# EXERCISE DETAILS:
Transcribe every entry word for word, leaving out all images.
#####
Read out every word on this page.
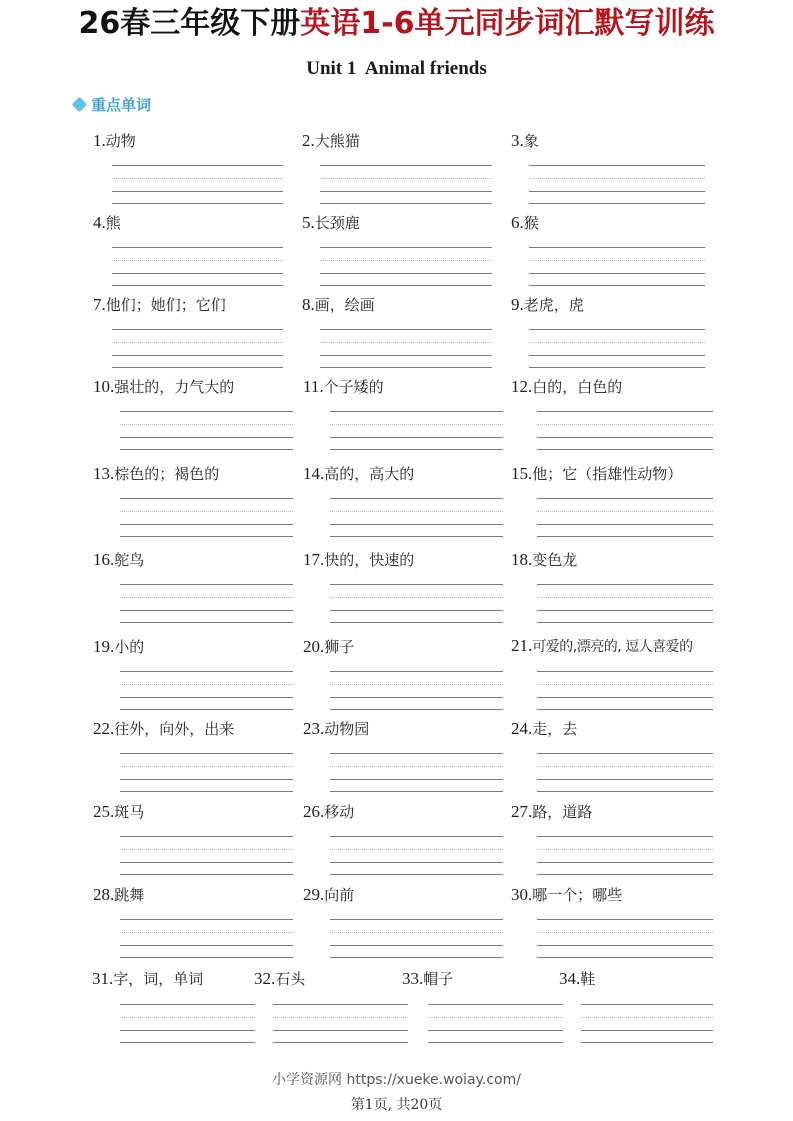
26春三年级下册英语1-6单元同步词汇默写训练
Unit 1  Animal friends
重点单词
1.动物	2.大熊猫	3.象
4.熊	5.长颈鹿	6.猴
7.他们；她们；它们	8.画，绘画	9.老虎，虎
10.强壮的，力气大的	11.个子矮的	12.白的，白色的
13.棕色的；褐色的	14.高的，高大的	15.他；它（指雄性动物）
16.鸵鸟	17.快的，快速的	18.变色龙
19.小的	20.狮子	21.可爱的,漂亮的, 逗人喜爱的
22.往外，向外，出来	23.动物园	24.走，去
25.斑马	26.移动	27.路，道路
28.跳舞	29.向前	30.哪一个；哪些
31.字，词，单词	32.石头	33.帽子	34.鞋
小学资源网 https://xueke.woiay.com/
第1页, 共20页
#####
# TASK RESPONSE:
Read out every word on this page.
26春三年级下册英语1-6单元同步词汇默写训练
Unit 1  Animal friends
重点单词
1.动物	2.大熊猫	3.象
4.熊	5.长颈鹿	6.猴
7.他们；她们；它们	8.画，绘画	9.老虎，虎
10.强壮的，力气大的	11.个子矮的	12.白的，白色的
13.棕色的；褐色的	14.高的，高大的	15.他；它（指雄性动物）
16.鸵鸟	17.快的，快速的	18.变色龙
19.小的	20.狮子	21.可爱的,漂亮的, 逗人喜爱的
22.往外，向外，出来	23.动物园	24.走，去
25.斑马	26.移动	27.路，道路
28.跳舞	29.向前	30.哪一个；哪些
31.字，词，单词	32.石头	33.帽子	34.鞋
小学资源网 https://xueke.woiay.com/
第1页, 共20页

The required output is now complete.